-- Begin GIVEN DATA --

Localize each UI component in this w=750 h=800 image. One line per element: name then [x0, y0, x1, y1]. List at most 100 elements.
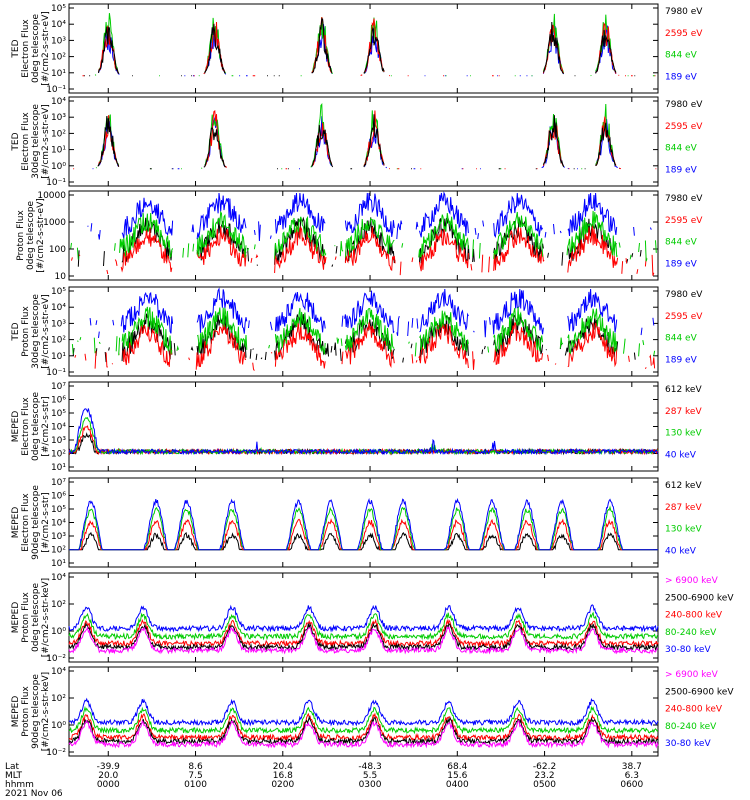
y-axis-label-line: [#/cm2-s-str-keV] — [41, 672, 51, 751]
x-tick-label: 38.7 — [622, 762, 642, 772]
series-1 — [68, 697, 659, 727]
legend-entry: 80-240 keV — [665, 628, 717, 638]
y-axis-label: MEPED Electron Flux 90deg telescope [#/cm2-… — [11, 485, 51, 560]
series-2 — [68, 705, 659, 735]
x-tick-label: 15.6 — [447, 771, 467, 781]
legend-entry: 7980 eV — [665, 290, 703, 300]
series-2 — [94, 13, 655, 77]
x-tick-label: 8.6 — [188, 762, 203, 772]
y-tick-label: 10¹ — [51, 463, 66, 473]
y-axis-label-line: TED — [11, 322, 21, 341]
y-tick-label: 10⁻² — [46, 748, 66, 758]
y-axis-label-line: 0deg telescope — [31, 14, 41, 84]
y-axis-label: TED Proton Flux 30deg telescope [#/cm2-s-st… — [11, 294, 51, 369]
y-tick-label: 10² — [51, 694, 66, 704]
legend-entry: 844 eV — [665, 144, 698, 154]
y-axis-label-line: Electron Flux — [21, 112, 31, 171]
x-tick-label: 0600 — [620, 780, 643, 790]
legend-entry: 2500-6900 keV — [665, 593, 734, 603]
legend-entry: 30-80 keV — [665, 645, 711, 655]
y-tick-label: 10⁴ — [51, 20, 66, 30]
y-tick-label: 10⁰ — [51, 162, 66, 172]
y-axis-label-line: Proton Flux — [21, 306, 31, 357]
legend-entry: 612 keV — [665, 385, 702, 395]
x-tick-label: 0200 — [271, 780, 294, 790]
x-tick-label: 16.8 — [273, 771, 293, 781]
y-axis-label-line: [#/cm2-s-str] — [41, 492, 51, 552]
legend-entry: 287 keV — [665, 407, 702, 417]
x-tick-label: 7.5 — [188, 771, 202, 781]
panel-frame — [68, 190, 659, 281]
legend-entry: 612 keV — [665, 481, 702, 491]
x-tick-label: -39.9 — [97, 762, 121, 772]
legend-entry: 287 keV — [665, 503, 702, 513]
y-tick-label: 10¹ — [51, 146, 66, 156]
x-tick-label: 0000 — [97, 780, 120, 790]
series-4 — [69, 497, 658, 551]
y-tick-label: 10⁵ — [51, 4, 66, 14]
series-4 — [71, 306, 656, 357]
y-axis-label: Proton Flux 0deg telescope [#/cm2-s-str-eV… — [16, 198, 46, 273]
y-tick-label: 10² — [51, 600, 66, 610]
legend-entry: 844 eV — [665, 51, 698, 61]
y-tick-label: 10⁷ — [51, 382, 66, 392]
y-tick-label: 10² — [51, 546, 66, 556]
legend-entry: 189 eV — [665, 356, 698, 366]
y-axis-label-line: Proton Flux — [21, 592, 31, 643]
y-axis-label: TED Electron Flux 30deg telescope [#/cm2-s-… — [11, 104, 51, 179]
legend-entry: 30-80 keV — [665, 739, 711, 749]
legend-entry: 80-240 keV — [665, 722, 717, 732]
legend-entry: > 6900 keV — [665, 576, 719, 586]
series-4 — [68, 715, 659, 746]
y-tick-label: 10⁴ — [51, 423, 66, 433]
legend-entry: 189 eV — [665, 260, 698, 270]
panel-frame — [68, 96, 659, 187]
y-tick-label: 10 — [55, 272, 67, 282]
legend-entry: 844 eV — [665, 334, 698, 344]
legend-entry: 40 keV — [665, 451, 697, 461]
y-axis-label-line: 30deg telescope — [31, 104, 41, 179]
series-2 — [68, 611, 659, 641]
legend-entry: 2595 eV — [665, 122, 703, 132]
x-tick-label: 20.0 — [98, 771, 118, 781]
y-tick-label: 10⁴ — [51, 97, 66, 107]
legend-entry: 7980 eV — [665, 100, 703, 110]
y-tick-label: 10² — [51, 450, 66, 460]
y-axis-label-line: Proton Flux — [21, 686, 31, 737]
x-tick-label: 5.5 — [363, 771, 377, 781]
legend-entry: 2500-6900 keV — [665, 687, 734, 697]
y-tick-label: 10⁻¹ — [46, 178, 66, 188]
legend-entry: 2595 eV — [665, 312, 703, 322]
x-row-label-lat: Lat — [5, 762, 20, 772]
y-axis-label-line: Proton Flux — [16, 210, 26, 261]
series-4 — [70, 210, 657, 262]
legend-entry: 130 keV — [665, 429, 702, 439]
y-tick-label: 10⁴ — [51, 519, 66, 529]
y-axis-label-line: Electron Flux — [21, 397, 31, 456]
y-axis-label-line: [#/cm2-s-str-eV] — [36, 198, 46, 273]
legend-entry: 7980 eV — [665, 194, 703, 204]
x-tick-label: 0100 — [184, 780, 207, 790]
legend-entry: 2595 eV — [665, 29, 703, 39]
panel-frame — [68, 572, 659, 663]
y-axis-label-line: MEPED — [11, 696, 21, 728]
y-axis-label-line: [#/cm2-s-str] — [41, 396, 51, 456]
y-axis-label-line: 30deg telescope — [31, 294, 41, 369]
y-axis-label-line: [#/cm2-s-str-eV] — [41, 294, 51, 369]
y-axis-label-line: [#/cm2-s-str-keV] — [41, 578, 51, 657]
series-4 — [68, 622, 659, 652]
y-axis-label-line: TED — [11, 39, 21, 58]
legend-entry: 844 eV — [665, 238, 698, 248]
y-tick-label: 10⁵ — [51, 505, 66, 515]
y-tick-label: 100 — [49, 245, 66, 255]
legend-entry: 7980 eV — [665, 7, 703, 17]
x-row-label-mlt: MLT — [5, 771, 23, 781]
y-axis-label: MEPED Electron Flux 0deg telescope [#/cm2-s… — [11, 392, 51, 462]
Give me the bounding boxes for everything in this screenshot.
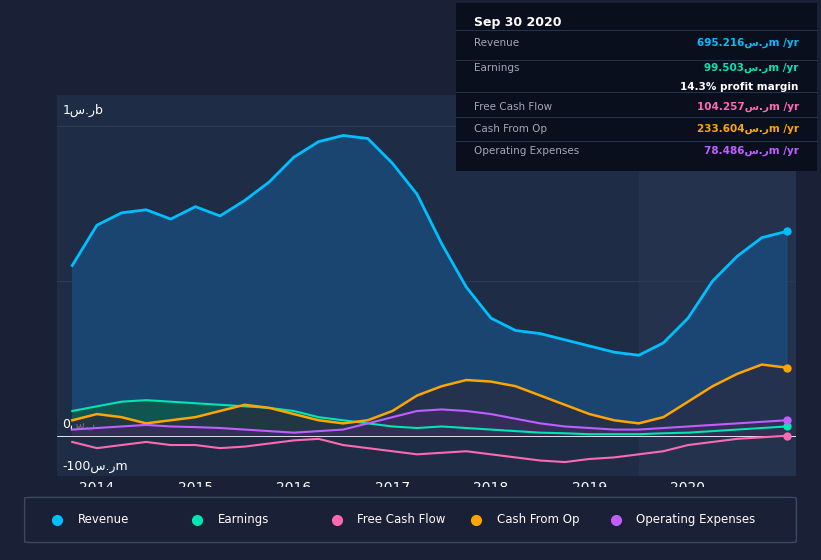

-- End GIVEN DATA --

Rewrite all of the lines above, changing every "legend-entry" to "legend-item" and keeping everything else the same. Omit the pictures from your answer.

Localize each UI component in this w=750 h=800 image. One line per element: name then [x0, y0, x1, y1]. List at most 100 elements.
y-axis-label-line: [#/cm2-s-str-keV] — [41, 672, 51, 751]
x-tick-label: 38.7 — [622, 762, 642, 772]
series-1 — [68, 697, 659, 727]
legend-item: 80-240 keV — [665, 628, 717, 638]
y-axis-label: MEPED Electron Flux 90deg telescope [#/cm2-… — [11, 485, 51, 560]
series-2 — [68, 705, 659, 735]
x-tick-label: 15.6 — [447, 771, 467, 781]
legend-item: 7980 eV — [665, 290, 703, 300]
series-2 — [94, 13, 655, 77]
x-tick-label: 8.6 — [188, 762, 203, 772]
y-tick-label: 10¹ — [51, 463, 66, 473]
y-axis-label-line: TED — [11, 322, 21, 341]
y-tick-label: 10⁻² — [46, 748, 66, 758]
y-axis-label-line: 0deg telescope — [31, 14, 41, 84]
y-axis-label: TED Proton Flux 30deg telescope [#/cm2-s-st… — [11, 294, 51, 369]
y-tick-label: 10² — [51, 694, 66, 704]
legend-item: 844 eV — [665, 144, 698, 154]
y-axis-label-line: Electron Flux — [21, 112, 31, 171]
x-tick-label: 0600 — [620, 780, 643, 790]
legend-item: 2500-6900 keV — [665, 593, 734, 603]
legend-item: 30-80 keV — [665, 645, 711, 655]
y-tick-label: 10⁴ — [51, 20, 66, 30]
y-tick-label: 10⁰ — [51, 162, 66, 172]
y-axis-label-line: Proton Flux — [21, 306, 31, 357]
legend-item: 612 keV — [665, 385, 702, 395]
x-tick-label: 0200 — [271, 780, 294, 790]
x-tick-label: 16.8 — [273, 771, 293, 781]
y-axis-label-line: [#/cm2-s-str] — [41, 492, 51, 552]
legend-item: 287 keV — [665, 407, 702, 417]
x-tick-label: 7.5 — [188, 771, 202, 781]
panel-frame — [68, 190, 659, 281]
legend-item: 612 keV — [665, 481, 702, 491]
x-tick-label: -39.9 — [97, 762, 121, 772]
legend-item: 287 keV — [665, 503, 702, 513]
y-tick-label: 10¹ — [51, 146, 66, 156]
x-tick-label: 0000 — [97, 780, 120, 790]
series-4 — [69, 497, 658, 551]
y-tick-label: 10⁵ — [51, 4, 66, 14]
series-4 — [71, 306, 656, 357]
y-axis-label: Proton Flux 0deg telescope [#/cm2-s-str-eV… — [16, 198, 46, 273]
y-tick-label: 10² — [51, 600, 66, 610]
legend-item: 844 eV — [665, 51, 698, 61]
y-tick-label: 10⁷ — [51, 382, 66, 392]
y-tick-label: 10² — [51, 546, 66, 556]
legend-item: 189 eV — [665, 356, 698, 366]
y-axis-label-line: Proton Flux — [21, 592, 31, 643]
y-axis-label: TED Electron Flux 30deg telescope [#/cm2-s-… — [11, 104, 51, 179]
legend-item: 30-80 keV — [665, 739, 711, 749]
legend-item: 80-240 keV — [665, 722, 717, 732]
legend-item: > 6900 keV — [665, 576, 719, 586]
series-4 — [68, 715, 659, 746]
y-tick-label: 10⁴ — [51, 423, 66, 433]
legend-item: 189 eV — [665, 260, 698, 270]
panel-frame — [68, 96, 659, 187]
y-tick-label: 10 — [55, 272, 67, 282]
legend-item: 844 eV — [665, 334, 698, 344]
legend-item: 40 keV — [665, 451, 697, 461]
y-axis-label-line: 30deg telescope — [31, 104, 41, 179]
series-2 — [68, 611, 659, 641]
legend-item: 2595 eV — [665, 122, 703, 132]
x-tick-label: 20.0 — [98, 771, 118, 781]
y-tick-label: 10⁴ — [51, 97, 66, 107]
legend-item: 7980 eV — [665, 100, 703, 110]
y-tick-label: 10² — [51, 450, 66, 460]
y-axis-label-line: Proton Flux — [21, 686, 31, 737]
x-tick-label: 5.5 — [363, 771, 377, 781]
legend-item: 2500-6900 keV — [665, 687, 734, 697]
y-tick-label: 10⁻¹ — [46, 178, 66, 188]
legend-item: 2595 eV — [665, 312, 703, 322]
x-row-label-lat: Lat — [5, 762, 20, 772]
y-axis-label-line: Proton Flux — [16, 210, 26, 261]
series-4 — [70, 210, 657, 262]
legend-item: 130 keV — [665, 429, 702, 439]
y-tick-label: 10⁴ — [51, 519, 66, 529]
y-axis-label-line: Electron Flux — [21, 397, 31, 456]
y-axis-label-line: [#/cm2-s-str-eV] — [36, 198, 46, 273]
legend-item: 7980 eV — [665, 194, 703, 204]
x-tick-label: 0100 — [184, 780, 207, 790]
legend-item: 2595 eV — [665, 29, 703, 39]
panel-frame — [68, 572, 659, 663]
y-axis-label-line: MEPED — [11, 696, 21, 728]
y-axis-label-line: [#/cm2-s-str] — [41, 396, 51, 456]
y-axis-label-line: 30deg telescope — [31, 294, 41, 369]
y-axis-label-line: [#/cm2-s-str-eV] — [41, 294, 51, 369]
y-axis-label-line: [#/cm2-s-str-keV] — [41, 578, 51, 657]
series-4 — [68, 622, 659, 652]
y-axis-label-line: TED — [11, 39, 21, 58]
legend-item: 844 eV — [665, 238, 698, 248]
y-tick-label: 10⁵ — [51, 505, 66, 515]
y-tick-label: 100 — [49, 245, 66, 255]
legend-item: 7980 eV — [665, 7, 703, 17]
x-row-label-mlt: MLT — [5, 771, 23, 781]
y-axis-label: MEPED Electron Flux 0deg telescope [#/cm2-s… — [11, 392, 51, 462]
Give me the bounding boxes for everything in this screenshot.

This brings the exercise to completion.